Na 2.ª geração do XC60, no topo da gama, versão T8. Híbrido ‘plug-in’ com o motor a gasolina mais potente da Volvo (T6 de 320 cv) auxiliado por unidade elétrica de 88 cv. Potência combinada: 408 cv
O XC60 assenta na mesma plataforma do topo de gama XC90. O habitáculo do modelo novo é semelhante ao do SUV de 2014, nele sobressaindo a tecnologia de info-entretenimento Sensus, com monitor igual a tablet posicionado verticalmente no centro do tablier para controlo da maioria das funções de bordo, eliminando botões e comandos, o que melhora a ergonomia e facilita a missão do condutor. Aqui, impõe-se recomendação: pare o carro antes de escolher as funções menos à mão!
O T8 desfruta de todas as qualidades dos híbridos mais modernos, nomeadamente nos modelos com tecnologia plug-in (possibilidade de recarregamento externo das baterias), destacando-se pela forma muito silenciosa como pode movimentar-se nos ambientes citadinos. Simultaneamente, performances excecionais e consumo moderado, embora me- nos (muitíssimo menos!) do que o anunciado pelo fabricante. Dissecando-o...
Módulo híbrido potente
O sistema Twin Engine da Volvo combina a mecânica a gasolina mais potente da marca (T6, 320 cv), 4 cilindros com 2 litros, injeção direta e sistema de sobrealimentação com turbo associada a compressor volumétrico (Eaton), que movimenta as rodas dianteiras, a motor elétrico de 88 cv. A potência combinada é de 408 cv, o que explica o arranque 0 a 100 km/h em menos de 5,5 s (os suecos anuncia 5,3 s, nós medimos 5,4 s…) e esta tecnologia sobressai, igualmente, pelo funcionamento (muito) progressivo e suave. A caixa é automática e de 8 velocidades.

Tarefas a realizar —
1. Duplique o trecho do texto sobre o Volvo XC60 que começa em "O T8 desfruta" e termina em "pelo fabricante. Dissecando-o...".
2. Enumere todos os valores de potência distintos, em cv, referidos no texto sobre o Volvo XC60.
3. Retome o texto sobre o Volvo XC60 a partir do ponto em que termina.
As linhas não têm qualquer relação com o texto sobre o Volvo XC60.

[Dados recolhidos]
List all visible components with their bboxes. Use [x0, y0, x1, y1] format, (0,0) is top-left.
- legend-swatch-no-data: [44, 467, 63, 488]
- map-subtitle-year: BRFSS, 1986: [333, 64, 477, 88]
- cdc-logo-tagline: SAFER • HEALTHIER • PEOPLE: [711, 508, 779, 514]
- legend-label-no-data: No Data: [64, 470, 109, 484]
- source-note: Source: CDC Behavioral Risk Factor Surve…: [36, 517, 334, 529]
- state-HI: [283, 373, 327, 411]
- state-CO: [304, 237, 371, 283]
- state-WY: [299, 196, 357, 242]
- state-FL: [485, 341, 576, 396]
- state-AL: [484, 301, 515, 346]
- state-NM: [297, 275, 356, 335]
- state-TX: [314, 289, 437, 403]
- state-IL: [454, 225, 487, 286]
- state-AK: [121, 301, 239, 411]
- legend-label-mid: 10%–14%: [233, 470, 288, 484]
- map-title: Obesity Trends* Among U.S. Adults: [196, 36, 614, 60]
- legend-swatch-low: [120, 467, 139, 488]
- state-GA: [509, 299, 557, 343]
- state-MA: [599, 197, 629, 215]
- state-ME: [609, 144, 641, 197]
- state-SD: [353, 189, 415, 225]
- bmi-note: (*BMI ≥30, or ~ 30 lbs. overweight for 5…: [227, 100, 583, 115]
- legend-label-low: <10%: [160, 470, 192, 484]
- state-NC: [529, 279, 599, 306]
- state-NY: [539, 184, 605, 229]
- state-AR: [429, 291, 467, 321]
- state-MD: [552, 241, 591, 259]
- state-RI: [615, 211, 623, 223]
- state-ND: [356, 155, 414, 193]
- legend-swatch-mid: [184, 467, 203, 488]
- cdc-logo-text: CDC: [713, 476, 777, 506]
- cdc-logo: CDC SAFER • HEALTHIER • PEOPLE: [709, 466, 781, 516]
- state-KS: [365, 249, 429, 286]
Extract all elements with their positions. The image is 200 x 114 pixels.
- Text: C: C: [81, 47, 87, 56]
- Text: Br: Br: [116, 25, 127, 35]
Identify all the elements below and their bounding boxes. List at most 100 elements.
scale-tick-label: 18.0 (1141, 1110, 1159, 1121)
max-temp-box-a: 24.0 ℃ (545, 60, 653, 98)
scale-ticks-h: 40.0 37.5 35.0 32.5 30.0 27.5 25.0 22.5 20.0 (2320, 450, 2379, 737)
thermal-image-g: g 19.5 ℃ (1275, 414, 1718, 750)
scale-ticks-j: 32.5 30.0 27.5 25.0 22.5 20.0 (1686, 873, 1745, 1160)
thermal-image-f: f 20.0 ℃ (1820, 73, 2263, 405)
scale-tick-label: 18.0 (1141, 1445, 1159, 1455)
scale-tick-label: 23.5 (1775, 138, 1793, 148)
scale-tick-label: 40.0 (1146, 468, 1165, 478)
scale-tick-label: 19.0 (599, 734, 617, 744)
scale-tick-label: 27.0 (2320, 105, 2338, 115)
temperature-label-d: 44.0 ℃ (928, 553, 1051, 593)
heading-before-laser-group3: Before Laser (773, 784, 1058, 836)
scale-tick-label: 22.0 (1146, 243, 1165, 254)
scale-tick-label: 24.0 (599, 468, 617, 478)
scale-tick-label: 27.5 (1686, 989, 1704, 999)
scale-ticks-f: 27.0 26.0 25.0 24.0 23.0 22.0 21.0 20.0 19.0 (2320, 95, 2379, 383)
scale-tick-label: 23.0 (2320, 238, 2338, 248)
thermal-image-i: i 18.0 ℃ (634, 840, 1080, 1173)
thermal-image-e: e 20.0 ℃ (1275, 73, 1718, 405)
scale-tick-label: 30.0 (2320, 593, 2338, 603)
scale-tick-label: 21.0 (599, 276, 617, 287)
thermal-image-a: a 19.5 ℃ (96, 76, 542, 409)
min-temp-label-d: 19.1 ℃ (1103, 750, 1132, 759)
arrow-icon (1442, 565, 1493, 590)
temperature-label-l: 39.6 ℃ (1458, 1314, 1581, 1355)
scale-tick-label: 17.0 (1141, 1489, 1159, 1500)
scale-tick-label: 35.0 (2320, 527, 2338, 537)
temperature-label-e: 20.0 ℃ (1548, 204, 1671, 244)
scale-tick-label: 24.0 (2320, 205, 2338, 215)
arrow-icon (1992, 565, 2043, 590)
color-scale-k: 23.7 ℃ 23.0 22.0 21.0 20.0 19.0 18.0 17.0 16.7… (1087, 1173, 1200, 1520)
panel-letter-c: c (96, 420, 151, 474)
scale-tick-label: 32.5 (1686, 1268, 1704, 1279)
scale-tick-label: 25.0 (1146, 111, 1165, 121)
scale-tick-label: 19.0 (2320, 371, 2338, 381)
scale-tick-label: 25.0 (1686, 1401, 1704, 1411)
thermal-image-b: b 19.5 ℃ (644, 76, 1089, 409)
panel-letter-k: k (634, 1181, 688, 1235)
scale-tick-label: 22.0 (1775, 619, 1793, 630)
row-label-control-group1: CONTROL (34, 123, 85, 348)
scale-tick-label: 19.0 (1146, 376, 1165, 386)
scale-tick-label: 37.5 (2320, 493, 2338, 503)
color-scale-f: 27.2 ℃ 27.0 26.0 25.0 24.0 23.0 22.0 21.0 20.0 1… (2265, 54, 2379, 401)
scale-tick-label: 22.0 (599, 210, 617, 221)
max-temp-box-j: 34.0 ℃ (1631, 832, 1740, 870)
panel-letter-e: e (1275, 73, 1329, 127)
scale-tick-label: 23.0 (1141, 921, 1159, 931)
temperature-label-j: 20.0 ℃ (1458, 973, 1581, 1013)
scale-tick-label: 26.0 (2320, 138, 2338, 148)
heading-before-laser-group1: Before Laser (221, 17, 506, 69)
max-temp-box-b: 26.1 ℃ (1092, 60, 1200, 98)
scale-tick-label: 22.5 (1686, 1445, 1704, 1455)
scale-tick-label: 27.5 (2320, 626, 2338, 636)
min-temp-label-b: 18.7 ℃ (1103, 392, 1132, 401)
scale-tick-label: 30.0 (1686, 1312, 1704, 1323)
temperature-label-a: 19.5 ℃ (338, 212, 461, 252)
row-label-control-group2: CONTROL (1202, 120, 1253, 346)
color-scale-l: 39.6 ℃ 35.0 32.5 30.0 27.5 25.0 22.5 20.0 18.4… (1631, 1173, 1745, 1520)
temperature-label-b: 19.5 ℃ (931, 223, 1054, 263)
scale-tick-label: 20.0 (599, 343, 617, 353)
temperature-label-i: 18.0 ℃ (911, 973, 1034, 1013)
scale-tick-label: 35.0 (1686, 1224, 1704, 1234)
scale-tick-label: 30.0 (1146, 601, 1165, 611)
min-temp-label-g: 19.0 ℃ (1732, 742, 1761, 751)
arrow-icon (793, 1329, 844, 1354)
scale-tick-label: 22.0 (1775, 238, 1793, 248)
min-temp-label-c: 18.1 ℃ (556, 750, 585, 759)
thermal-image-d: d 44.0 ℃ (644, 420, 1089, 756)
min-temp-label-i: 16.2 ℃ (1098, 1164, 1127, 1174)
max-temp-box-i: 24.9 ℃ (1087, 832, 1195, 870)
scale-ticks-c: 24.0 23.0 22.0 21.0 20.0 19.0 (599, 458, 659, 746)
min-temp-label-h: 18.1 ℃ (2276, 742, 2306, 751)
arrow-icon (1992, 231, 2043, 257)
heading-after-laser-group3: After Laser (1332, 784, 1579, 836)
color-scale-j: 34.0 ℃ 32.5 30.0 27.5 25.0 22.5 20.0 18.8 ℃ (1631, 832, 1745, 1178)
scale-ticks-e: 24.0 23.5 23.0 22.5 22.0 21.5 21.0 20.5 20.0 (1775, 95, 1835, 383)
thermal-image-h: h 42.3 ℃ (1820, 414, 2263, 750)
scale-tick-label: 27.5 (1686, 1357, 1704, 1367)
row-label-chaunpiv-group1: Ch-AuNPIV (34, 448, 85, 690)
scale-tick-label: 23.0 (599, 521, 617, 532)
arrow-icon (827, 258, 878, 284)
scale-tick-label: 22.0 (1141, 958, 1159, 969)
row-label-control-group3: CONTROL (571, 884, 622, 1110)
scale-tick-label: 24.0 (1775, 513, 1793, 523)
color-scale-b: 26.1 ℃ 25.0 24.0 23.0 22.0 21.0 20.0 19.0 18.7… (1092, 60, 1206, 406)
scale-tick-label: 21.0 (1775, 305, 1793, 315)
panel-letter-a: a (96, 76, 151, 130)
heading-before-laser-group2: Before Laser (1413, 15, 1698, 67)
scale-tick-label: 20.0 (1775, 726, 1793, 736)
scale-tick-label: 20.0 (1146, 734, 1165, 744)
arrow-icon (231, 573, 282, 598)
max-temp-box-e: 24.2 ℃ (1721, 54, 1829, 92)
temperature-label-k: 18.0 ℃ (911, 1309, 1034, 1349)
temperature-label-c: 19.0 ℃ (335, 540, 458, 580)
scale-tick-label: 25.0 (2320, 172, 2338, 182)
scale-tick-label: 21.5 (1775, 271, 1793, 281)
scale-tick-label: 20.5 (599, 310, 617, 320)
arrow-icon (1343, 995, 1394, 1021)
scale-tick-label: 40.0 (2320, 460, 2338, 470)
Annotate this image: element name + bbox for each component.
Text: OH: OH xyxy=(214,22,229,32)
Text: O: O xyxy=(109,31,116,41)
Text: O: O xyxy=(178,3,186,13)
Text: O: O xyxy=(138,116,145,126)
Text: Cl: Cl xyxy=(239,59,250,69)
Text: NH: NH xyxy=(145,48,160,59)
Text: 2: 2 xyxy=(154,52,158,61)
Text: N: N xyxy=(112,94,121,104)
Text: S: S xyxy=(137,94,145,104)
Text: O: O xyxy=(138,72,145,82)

Respostas escritas —
1.
O T8 desfruta de todas as qualidades dos híbridos mais modernos, nomeadamente nos modelos com tecnologia plug-in (possibilidade de recarregamento externo das baterias), destacando-se pela forma muito silenciosa como pode movimentar-se nos ambientes citadinos. Simultaneamente, performances excecionais e consumo moderado, embora me- nos (muitíssimo menos!) do que o anunciado pelo fabricante. Dissecando-o...

2. 320 cv, 88 cv, 408 cv

3.
O sistema falha apenas na economia: os 2,1 l/100 declarados pela marca escandinava, mesmo considerando a possibilidade de percorrer 45 km eletricamente (conseguimos 20...), são irreais. Falta de jeito? Talvez.
O condutor da versão híbrida do XC60 pode gerir a entrega da energia através de cinco modos de ação: Hybrid (ativado por defeito, determina de forma automática a atuação dos dois motores), Pure (contando-se com bateria a 100%, até 45 km elétricos!), Save (conserva o nível de carga da bateria para contarmos com o nível máximo de autonomia elétrica em cidade), Power (origina o débito dos 408 cv) e AWD (aciona a tração integral permanente). No monitor de bordo, função CHARGE faz com que a mecânica térmica também trabalhe como gerador e recarre as baterias durante a condução, penalizando o consumo, necessariamente...
Dinâmica mais do que satisfaz
Este SUV assenta na arquitetura técnica SPA que os suecos estrearam na linha 90 (XC90, S90, V90 e V90 Cross Country), base que admite estilos de condução desportivos/dinâmicos e seguros, devido ao controlo otimizado dos movimentos da carroçaria em curva, comportamento responsável por (mais) agilidade, estabilidade e precisão. O amortecimento filtra muito bem as irregularidades do piso e garante níveis excecionais de conforto a bordo, que também beneficiam com o isolamento ótimo do habitáculo.
O XC60, como a generalidade dos concorrentes, não foi projetado para acelerar fora de estrada, mas os 216 mm de altura ao solo e o sistema de tração integral desenvolvido pela BorgWarner permitem incursões em pisos de terra, montando-se pneus corretos, o que não é o caso dos que encontrámos na unidade testada (Pirelli P Zero 225/45 de 21’’).
Finalmente, equipamento e segurança, dois pontos fortes da Volvo… De série, conte-se com City Safety que funciona durante o dia e à noite, atua diretamente na direção para apoiar o condutor na execução de manobra evasiva, durante movimento de emergência, emite alertas luminosos e sonoros e prepara o sistema de travagem para ação vigorosa ou trava o carro de forma automática, não existindo reação por parte de quem está no comando da ação. Outros instrumentos: leitura de sinais de trânsito, apoio à manutenção na faixa de rodagem, limitador de velocidade, etc. A Volvo, na segurança, não poupa!